## WORK REQUEST
Repeat every line below exactly as it reads.

## THE RECORDS
☆ ☆ ☆

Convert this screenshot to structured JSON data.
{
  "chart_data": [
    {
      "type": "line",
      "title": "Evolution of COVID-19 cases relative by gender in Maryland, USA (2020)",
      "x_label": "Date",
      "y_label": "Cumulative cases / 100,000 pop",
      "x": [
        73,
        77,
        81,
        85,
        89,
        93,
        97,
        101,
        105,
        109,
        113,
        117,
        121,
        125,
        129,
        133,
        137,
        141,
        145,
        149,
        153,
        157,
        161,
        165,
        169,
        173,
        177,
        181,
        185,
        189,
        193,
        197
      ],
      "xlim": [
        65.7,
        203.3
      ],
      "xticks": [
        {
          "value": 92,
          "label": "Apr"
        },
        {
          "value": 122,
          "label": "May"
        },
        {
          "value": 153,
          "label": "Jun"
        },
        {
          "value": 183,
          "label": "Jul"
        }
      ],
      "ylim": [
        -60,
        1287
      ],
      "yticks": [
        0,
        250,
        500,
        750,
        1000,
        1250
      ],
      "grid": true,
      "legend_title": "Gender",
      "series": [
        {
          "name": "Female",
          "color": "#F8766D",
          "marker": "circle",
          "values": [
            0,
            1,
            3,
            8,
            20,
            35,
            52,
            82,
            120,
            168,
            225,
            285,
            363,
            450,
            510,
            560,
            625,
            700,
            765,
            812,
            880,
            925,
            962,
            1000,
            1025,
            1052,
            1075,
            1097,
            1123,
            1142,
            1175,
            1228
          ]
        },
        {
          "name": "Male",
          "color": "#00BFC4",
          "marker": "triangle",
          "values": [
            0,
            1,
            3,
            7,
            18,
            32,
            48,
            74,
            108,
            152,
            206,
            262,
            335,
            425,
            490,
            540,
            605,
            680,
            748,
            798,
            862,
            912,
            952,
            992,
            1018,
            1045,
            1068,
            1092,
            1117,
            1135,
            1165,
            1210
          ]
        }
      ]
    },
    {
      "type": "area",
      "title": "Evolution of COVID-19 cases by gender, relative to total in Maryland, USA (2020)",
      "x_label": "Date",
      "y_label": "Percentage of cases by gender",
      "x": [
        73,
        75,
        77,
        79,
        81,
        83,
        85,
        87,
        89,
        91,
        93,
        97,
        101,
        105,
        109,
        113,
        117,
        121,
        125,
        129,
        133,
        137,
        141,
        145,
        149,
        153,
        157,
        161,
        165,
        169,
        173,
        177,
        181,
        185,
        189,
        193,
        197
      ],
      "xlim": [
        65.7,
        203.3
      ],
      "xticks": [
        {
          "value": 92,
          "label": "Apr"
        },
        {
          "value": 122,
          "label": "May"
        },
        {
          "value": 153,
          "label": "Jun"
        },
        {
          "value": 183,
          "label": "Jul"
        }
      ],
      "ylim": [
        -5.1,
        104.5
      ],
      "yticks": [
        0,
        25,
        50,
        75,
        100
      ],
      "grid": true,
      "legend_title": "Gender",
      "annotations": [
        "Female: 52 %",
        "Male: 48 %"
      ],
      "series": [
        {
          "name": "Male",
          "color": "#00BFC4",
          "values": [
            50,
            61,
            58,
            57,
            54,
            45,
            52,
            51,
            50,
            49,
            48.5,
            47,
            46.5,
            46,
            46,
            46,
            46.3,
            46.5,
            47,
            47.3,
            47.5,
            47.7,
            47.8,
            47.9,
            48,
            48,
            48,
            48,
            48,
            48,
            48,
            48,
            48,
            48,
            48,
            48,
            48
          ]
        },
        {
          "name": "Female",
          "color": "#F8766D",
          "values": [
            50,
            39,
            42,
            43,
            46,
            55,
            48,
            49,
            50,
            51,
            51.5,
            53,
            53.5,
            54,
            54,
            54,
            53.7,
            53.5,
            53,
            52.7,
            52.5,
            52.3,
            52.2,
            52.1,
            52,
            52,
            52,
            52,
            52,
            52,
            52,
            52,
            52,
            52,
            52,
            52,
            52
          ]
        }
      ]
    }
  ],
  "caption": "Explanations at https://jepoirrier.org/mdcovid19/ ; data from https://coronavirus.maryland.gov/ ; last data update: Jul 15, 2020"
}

☆ ☆ ☆

## RESULT OF THE TASK
Convert this screenshot to structured JSON data.
{
  "chart_data": [
    {
      "type": "line",
      "title": "Evolution of COVID-19 cases relative by gender in Maryland, USA (2020)",
      "x_label": "Date",
      "y_label": "Cumulative cases / 100,000 pop",
      "x": [
        73,
        77,
        81,
        85,
        89,
        93,
        97,
        101,
        105,
        109,
        113,
        117,
        121,
        125,
        129,
        133,
        137,
        141,
        145,
        149,
        153,
        157,
        161,
        165,
        169,
        173,
        177,
        181,
        185,
        189,
        193,
        197
      ],
      "xlim": [
        65.7,
        203.3
      ],
      "xticks": [
        {
          "value": 92,
          "label": "Apr"
        },
        {
          "value": 122,
          "label": "May"
        },
        {
          "value": 153,
          "label": "Jun"
        },
        {
          "value": 183,
          "label": "Jul"
        }
      ],
      "ylim": [
        -60,
        1287
      ],
      "yticks": [
        0,
        250,
        500,
        750,
        1000,
        1250
      ],
      "grid": true,
      "legend_title": "Gender",
      "series": [
        {
          "name": "Female",
          "color": "#F8766D",
          "marker": "circle",
          "values": [
            0,
            1,
            3,
            8,
            20,
            35,
            52,
            82,
            120,
            168,
            225,
            285,
            363,
            450,
            510,
            560,
            625,
            700,
            765,
            812,
            880,
            925,
            962,
            1000,
            1025,
            1052,
            1075,
            1097,
            1123,
            1142,
            1175,
            1228
          ]
        },
        {
          "name": "Male",
          "color": "#00BFC4",
          "marker": "triangle",
          "values": [
            0,
            1,
            3,
            7,
            18,
            32,
            48,
            74,
            108,
            152,
            206,
            262,
            335,
            425,
            490,
            540,
            605,
            680,
            748,
            798,
            862,
            912,
            952,
            992,
            1018,
            1045,
            1068,
            1092,
            1117,
            1135,
            1165,
            1210
          ]
        }
      ]
    },
    {
      "type": "area",
      "title": "Evolution of COVID-19 cases by gender, relative to total in Maryland, USA (2020)",
      "x_label": "Date",
      "y_label": "Percentage of cases by gender",
      "x": [
        73,
        75,
        77,
        79,
        81,
        83,
        85,
        87,
        89,
        91,
        93,
        97,
        101,
        105,
        109,
        113,
        117,
        121,
        125,
        129,
        133,
        137,
        141,
        145,
        149,
        153,
        157,
        161,
        165,
        169,
        173,
        177,
        181,
        185,
        189,
        193,
        197
      ],
      "xlim": [
        65.7,
        203.3
      ],
      "xticks": [
        {
          "value": 92,
          "label": "Apr"
        },
        {
          "value": 122,
          "label": "May"
        },
        {
          "value": 153,
          "label": "Jun"
        },
        {
          "value": 183,
          "label": "Jul"
        }
      ],
      "ylim": [
        -5.1,
        104.5
      ],
      "yticks": [
        0,
        25,
        50,
        75,
        100
      ],
      "grid": true,
      "legend_title": "Gender",
      "annotations": [
        "Female: 52 %",
        "Male: 48 %"
      ],
      "series": [
        {
          "name": "Male",
          "color": "#00BFC4",
          "values": [
            50,
            61,
            58,
            57,
            54,
            45,
            52,
            51,
            50,
            49,
            48.5,
            47,
            46.5,
            46,
            46,
            46,
            46.3,
            46.5,
            47,
            47.3,
            47.5,
            47.7,
            47.8,
            47.9,
            48,
            48,
            48,
            48,
            48,
            48,
            48,
            48,
            48,
            48,
            48,
            48,
            48
          ]
        },
        {
          "name": "Female",
          "color": "#F8766D",
          "values": [
            50,
            39,
            42,
            43,
            46,
            55,
            48,
            49,
            50,
            51,
            51.5,
            53,
            53.5,
            54,
            54,
            54,
            53.7,
            53.5,
            53,
            52.7,
            52.5,
            52.3,
            52.2,
            52.1,
            52,
            52,
            52,
            52,
            52,
            52,
            52,
            52,
            52,
            52,
            52,
            52,
            52
          ]
        }
      ]
    }
  ],
  "caption": "Explanations at https://jepoirrier.org/mdcovid19/ ; data from https://coronavirus.maryland.gov/ ; last data update: Jul 15, 2020"
}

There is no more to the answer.